- Your goal: Write out exactly the lines from the one containing "Convert this document image to plain text." through the last line of the records below, both included, and leave out any pictures.

** START OF Task input **

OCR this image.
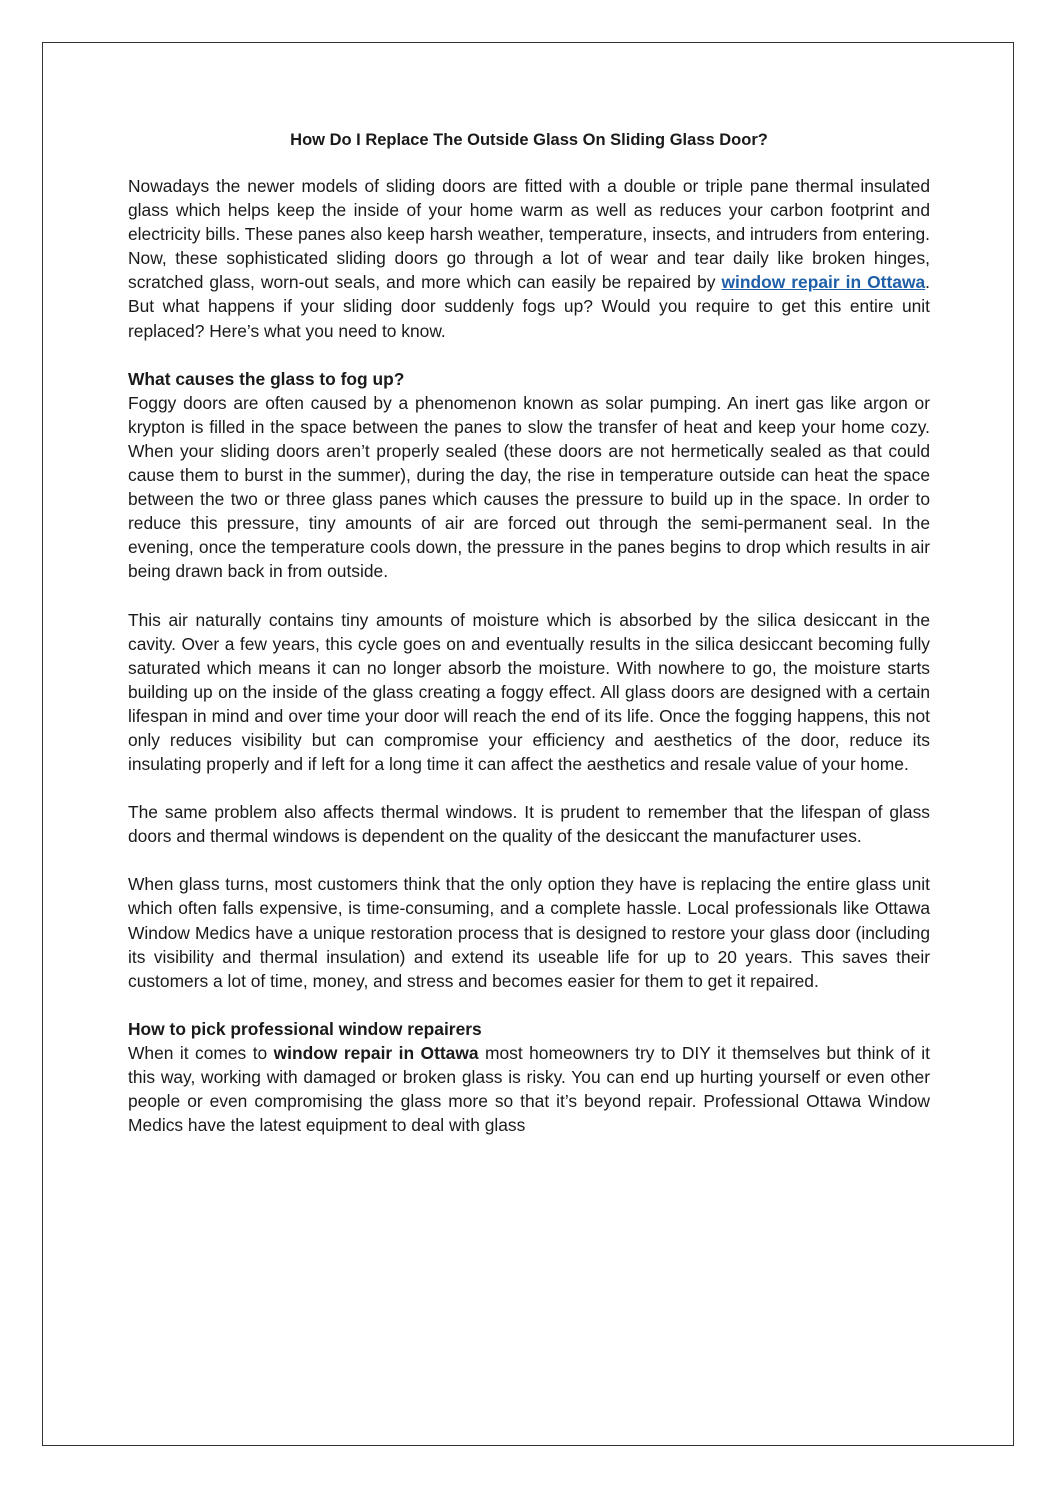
How Do I Replace The Outside Glass On Sliding Glass Door?

Nowadays the newer models of sliding doors are fitted with a double or triple pane thermal insulated glass which helps keep the inside of your home warm as well as reduces your carbon footprint and electricity bills. These panes also keep harsh weather, temperature, insects, and intruders from entering. Now, these sophisticated sliding doors go through a lot of wear and tear daily like broken hinges, scratched glass, worn-out seals, and more which can easily be repaired by window repair in Ottawa. But what happens if your sliding door suddenly fogs up? Would you require to get this entire unit replaced? Here’s what you need to know.

What causes the glass to fog up?

Foggy doors are often caused by a phenomenon known as solar pumping. An inert gas like argon or krypton is filled in the space between the panes to slow the transfer of heat and keep your home cozy. When your sliding doors aren’t properly sealed (these doors are not hermetically sealed as that could cause them to burst in the summer), during the day, the rise in temperature outside can heat the space between the two or three glass panes which causes the pressure to build up in the space. In order to reduce this pressure, tiny amounts of air are forced out through the semi-permanent seal. In the evening, once the temperature cools down, the pressure in the panes begins to drop which results in air being drawn back in from outside.

This air naturally contains tiny amounts of moisture which is absorbed by the silica desiccant in the cavity. Over a few years, this cycle goes on and eventually results in the silica desiccant becoming fully saturated which means it can no longer absorb the moisture. With nowhere to go, the moisture starts building up on the inside of the glass creating a foggy effect. All glass doors are designed with a certain lifespan in mind and over time your door will reach the end of its life. Once the fogging happens, this not only reduces visibility but can compromise your efficiency and aesthetics of the door, reduce its insulating properly and if left for a long time it can affect the aesthetics and resale value of your home.

The same problem also affects thermal windows. It is prudent to remember that the lifespan of glass doors and thermal windows is dependent on the quality of the desiccant the manufacturer uses.

When glass turns, most customers think that the only option they have is replacing the entire glass unit which often falls expensive, is time-consuming, and a complete hassle. Local professionals like Ottawa Window Medics have a unique restoration process that is designed to restore your glass door (including its visibility and thermal insulation) and extend its useable life for up to 20 years. This saves their customers a lot of time, money, and stress and becomes easier for them to get it repaired.

How to pick professional window repairers

When it comes to window repair in Ottawa most homeowners try to DIY it themselves but think of it this way, working with damaged or broken glass is risky. You can end up hurting yourself or even other people or even compromising the glass more so that it’s beyond repair. Professional Ottawa Window Medics have the latest equipment to deal with glass
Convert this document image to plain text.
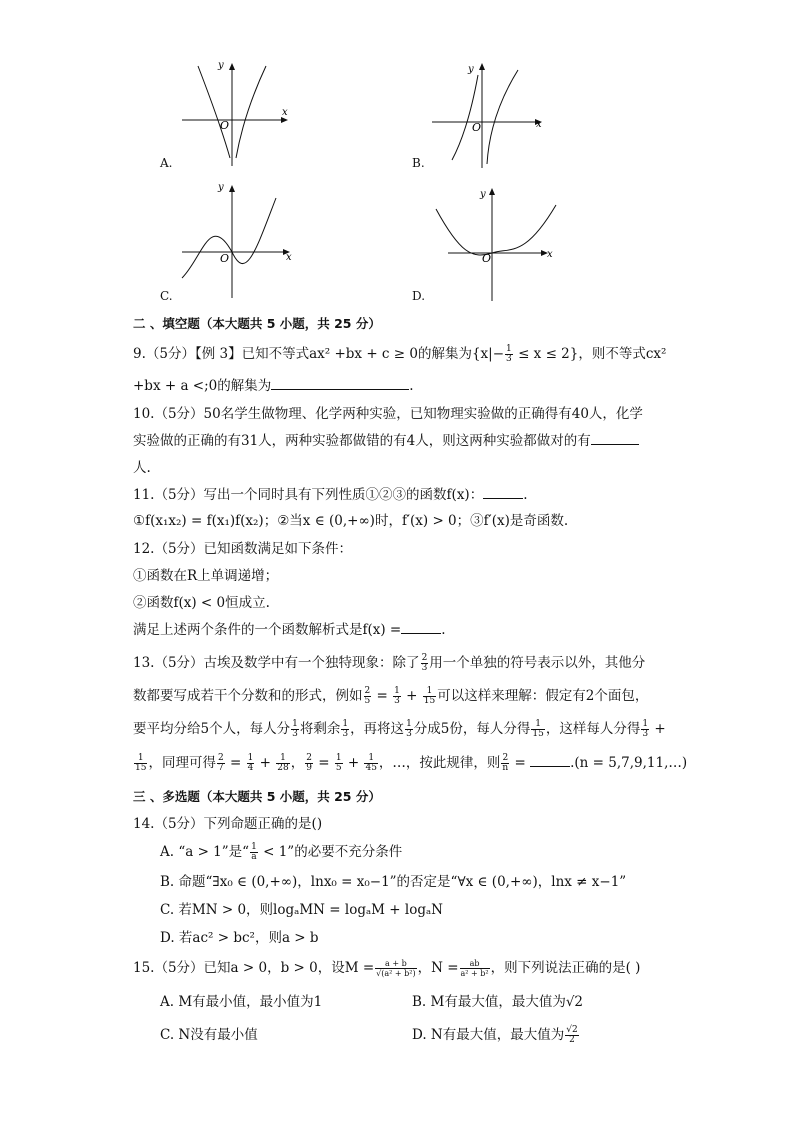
x
y
O
A.
x
y
O
B.
x
y
O
C.
x
y
O
D.
二 、填空题（本大题共 5 小题，共 25 分）
9.（5分）【例 3】已知不等式ax² +bx + c ≥ 0的解集为$\{x|- \frac{1}{3} \le x \le 2\}$，则不等式cx²
+bx + a <;0的解集为	.
10.（5分）50名学生做物理、化学两种实验，已知物理实验做的正确得有40人，化学
实验做的正确的有31人，两种实验都做错的有4人，则这两种实验都做对的有
人.
11.（5分）写出一个同时具有下列性质①②③的函数f(x)：	.
①f(x₁x₂) = f(x₁)f(x₂)；②当x ∈ (0,+∞)时，f′(x) > 0；③f′(x)是奇函数.
12.（5分）已知函数满足如下条件：
①函数在R上单调递增；
②函数f(x) < 0恒成立.
满足上述两个条件的一个函数解析式是f(x) =	.
13.（5分）古埃及数学中有一个独特现象：除了 $\frac{2}{3}$ 用一个单独的符号表示以外，其他分
数都要写成若干个分数和的形式，例如 $\frac{2}{5} = \frac{1}{3} + \frac{1}{15}$ 可以这样来理解：假定有2个面包，
要平均分给5个人，每人分 $\frac{1}{3}$ 将剩余 $\frac{1}{3}$ ，再将这 $\frac{1}{3}$ 分成5份，每人分得 $\frac{1}{15}$ ，这样每人分得 $\frac{1}{3}$ +
$\frac{1}{15}$ ，同理可得 $\frac{2}{7} = \frac{1}{4} + \frac{1}{28}$ ， $\frac{2}{9} = \frac{1}{5} + \frac{1}{45}$ ，…，按此规律，则 $\frac{2}{n}$ =	.(n = 5,7,9,11,…)
三 、多选题（本大题共 5 小题，共 25 分）
14.（5分）下列命题正确的是()
A. “a > 1”是“ $\frac{1}{a} < 1$”的必要不充分条件
B. 命题“∃x₀ ∈ (0,+∞)，lnx₀ = x₀−1”的否定是“∀x ∈ (0,+∞)，lnx ≠ x−1”
C. 若MN > 0，则logₐMN = logₐM + logₐN
D. 若ac² > bc²，则a > b
15.（5分）已知a > 0，b > 0，设$M = \frac{a + b}{\text{√(a² + b²)}}$ ，$N = \frac{ab}{\text{a² + b²}}$ ，则下列说法正确的是( )
A. M有最小值，最小值为1	B. M有最大值，最大值为√2
C. N没有最小值	D. N有最大值，最大值为 $\frac{√2}{2}$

** END OF Task input **

- Reply to the task:
Convert this document image to plain text.
x
y
O
A.
x
y
O
B.
x
y
O
C.
x
y
O
D.
二 、填空题（本大题共 5 小题，共 25 分）
9.（5分）【例 3】已知不等式ax² +bx + c ≥ 0的解集为$\{x|- \frac{1}{3} \le x \le 2\}$，则不等式cx²
+bx + a <;0的解集为	.
10.（5分）50名学生做物理、化学两种实验，已知物理实验做的正确得有40人，化学
实验做的正确的有31人，两种实验都做错的有4人，则这两种实验都做对的有
人.
11.（5分）写出一个同时具有下列性质①②③的函数f(x)：	.
①f(x₁x₂) = f(x₁)f(x₂)；②当x ∈ (0,+∞)时，f′(x) > 0；③f′(x)是奇函数.
12.（5分）已知函数满足如下条件：
①函数在R上单调递增；
②函数f(x) < 0恒成立.
满足上述两个条件的一个函数解析式是f(x) =	.
13.（5分）古埃及数学中有一个独特现象：除了 $\frac{2}{3}$ 用一个单独的符号表示以外，其他分
数都要写成若干个分数和的形式，例如 $\frac{2}{5} = \frac{1}{3} + \frac{1}{15}$ 可以这样来理解：假定有2个面包，
要平均分给5个人，每人分 $\frac{1}{3}$ 将剩余 $\frac{1}{3}$ ，再将这 $\frac{1}{3}$ 分成5份，每人分得 $\frac{1}{15}$ ，这样每人分得 $\frac{1}{3}$ +
$\frac{1}{15}$ ，同理可得 $\frac{2}{7} = \frac{1}{4} + \frac{1}{28}$ ， $\frac{2}{9} = \frac{1}{5} + \frac{1}{45}$ ，…，按此规律，则 $\frac{2}{n}$ =	.(n = 5,7,9,11,…)
三 、多选题（本大题共 5 小题，共 25 分）
14.（5分）下列命题正确的是()
A. “a > 1”是“ $\frac{1}{a} < 1$”的必要不充分条件
B. 命题“∃x₀ ∈ (0,+∞)，lnx₀ = x₀−1”的否定是“∀x ∈ (0,+∞)，lnx ≠ x−1”
C. 若MN > 0，则logₐMN = logₐM + logₐN
D. 若ac² > bc²，则a > b
15.（5分）已知a > 0，b > 0，设$M = \frac{a + b}{\text{√(a² + b²)}}$ ，$N = \frac{ab}{\text{a² + b²}}$ ，则下列说法正确的是( )
A. M有最小值，最小值为1	B. M有最大值，最大值为√2
C. N没有最小值	D. N有最大值，最大值为 $\frac{√2}{2}$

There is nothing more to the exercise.